### [Stated exercise]
Set the listing down again exactly, please, apart from its pictures.

>> begin Supplied information

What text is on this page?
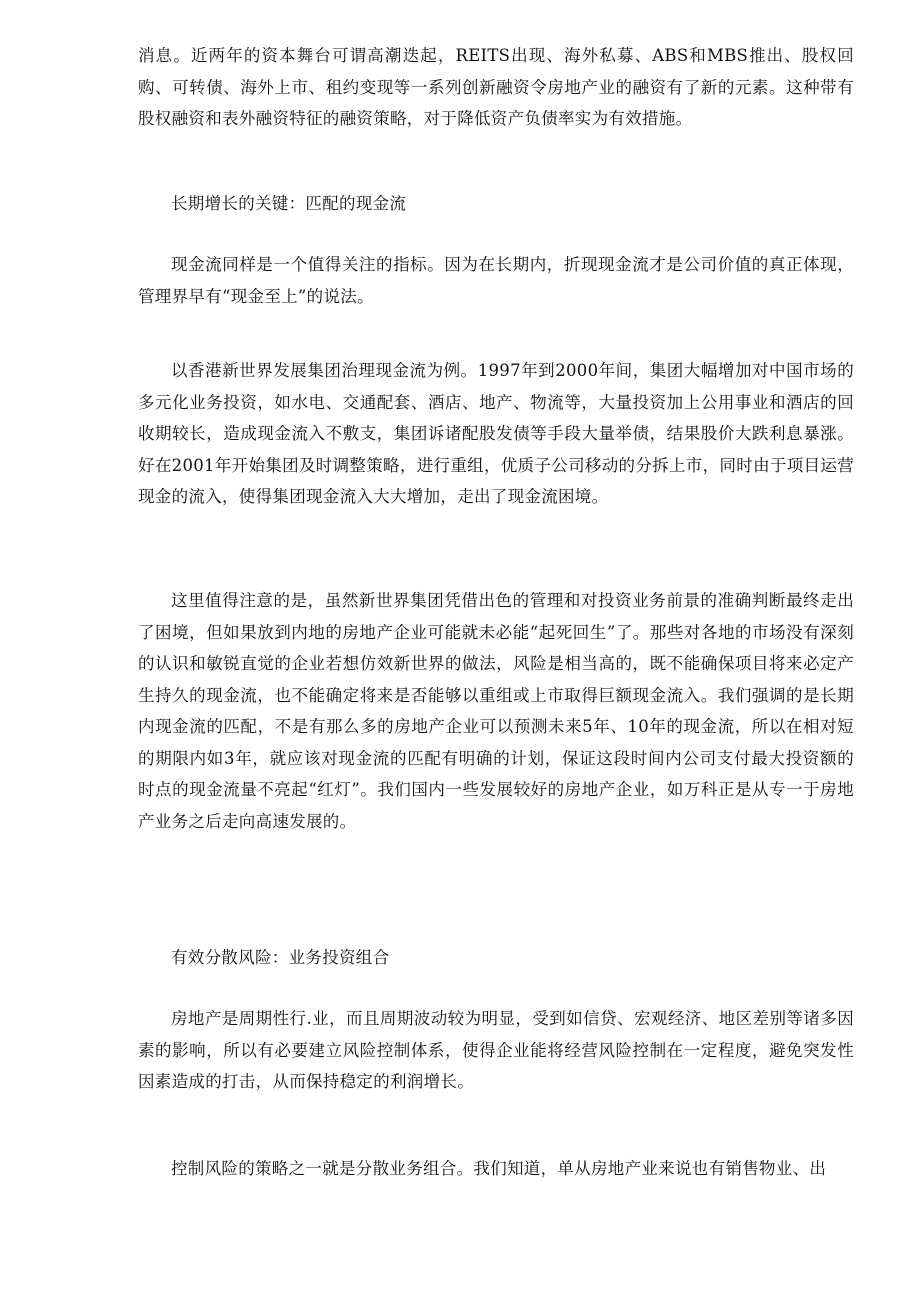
消息。近两年的资本舞台可谓高潮迭起，REITS出现、海外私募、ABS和MBS推出、股权回购、可转债、海外上市、租约变现等一系列创新融资令房地产业的融资有了新的元素。这种带有股权融资和表外融资特征的融资策略，对于降低资产负债率实为有效措施。

长期增长的关键：匹配的现金流

现金流同样是一个值得关注的指标。因为在长期内，折现现金流才是公司价值的真正体现，管理界早有“现金至上”的说法。

以香港新世界发展集团治理现金流为例。1997年到2000年间，集团大幅增加对中国市场的多元化业务投资，如水电、交通配套、酒店、地产、物流等，大量投资加上公用事业和酒店的回收期较长，造成现金流入不敷支，集团诉诸配股发债等手段大量举债，结果股价大跌利息暴涨。好在2001年开始集团及时调整策略，进行重组，优质子公司移动的分拆上市，同时由于项目运营现金的流入，使得集团现金流入大大增加，走出了现金流困境。

这里值得注意的是，虽然新世界集团凭借出色的管理和对投资业务前景的准确判断最终走出了困境，但如果放到内地的房地产企业可能就未必能“起死回生”了。那些对各地的市场没有深刻的认识和敏锐直觉的企业若想仿效新世界的做法，风险是相当高的，既不能确保项目将来必定产生持久的现金流，也不能确定将来是否能够以重组或上市取得巨额现金流入。我们强调的是长期内现金流的匹配，不是有那么多的房地产企业可以预测未来5年、10年的现金流，所以在相对短的期限内如3年，就应该对现金流的匹配有明确的计划，保证这段时间内公司支付最大投资额的时点的现金流量不亮起“红灯”。我们国内一些发展较好的房地产企业，如万科正是从专一于房地产业务之后走向高速发展的。

有效分散风险：业务投资组合

房地产是周期性行.业，而且周期波动较为明显，受到如信贷、宏观经济、地区差别等诸多因素的影响，所以有必要建立风险控制体系，使得企业能将经营风险控制在一定程度，避免突发性因素造成的打击，从而保持稳定的利润增长。

控制风险的策略之一就是分散业务组合。我们知道，单从房地产业来说也有销售物业、出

>> end Supplied information

### [The output]
What text is on this page?
消息。近两年的资本舞台可谓高潮迭起，REITS出现、海外私募、ABS和MBS推出、股权回购、可转债、海外上市、租约变现等一系列创新融资令房地产业的融资有了新的元素。这种带有股权融资和表外融资特征的融资策略，对于降低资产负债率实为有效措施。

长期增长的关键：匹配的现金流

现金流同样是一个值得关注的指标。因为在长期内，折现现金流才是公司价值的真正体现，管理界早有“现金至上”的说法。

以香港新世界发展集团治理现金流为例。1997年到2000年间，集团大幅增加对中国市场的多元化业务投资，如水电、交通配套、酒店、地产、物流等，大量投资加上公用事业和酒店的回收期较长，造成现金流入不敷支，集团诉诸配股发债等手段大量举债，结果股价大跌利息暴涨。好在2001年开始集团及时调整策略，进行重组，优质子公司移动的分拆上市，同时由于项目运营现金的流入，使得集团现金流入大大增加，走出了现金流困境。

这里值得注意的是，虽然新世界集团凭借出色的管理和对投资业务前景的准确判断最终走出了困境，但如果放到内地的房地产企业可能就未必能“起死回生”了。那些对各地的市场没有深刻的认识和敏锐直觉的企业若想仿效新世界的做法，风险是相当高的，既不能确保项目将来必定产生持久的现金流，也不能确定将来是否能够以重组或上市取得巨额现金流入。我们强调的是长期内现金流的匹配，不是有那么多的房地产企业可以预测未来5年、10年的现金流，所以在相对短的期限内如3年，就应该对现金流的匹配有明确的计划，保证这段时间内公司支付最大投资额的时点的现金流量不亮起“红灯”。我们国内一些发展较好的房地产企业，如万科正是从专一于房地产业务之后走向高速发展的。

有效分散风险：业务投资组合

房地产是周期性行.业，而且周期波动较为明显，受到如信贷、宏观经济、地区差别等诸多因素的影响，所以有必要建立风险控制体系，使得企业能将经营风险控制在一定程度，避免突发性因素造成的打击，从而保持稳定的利润增长。

控制风险的策略之一就是分散业务组合。我们知道，单从房地产业来说也有销售物业、出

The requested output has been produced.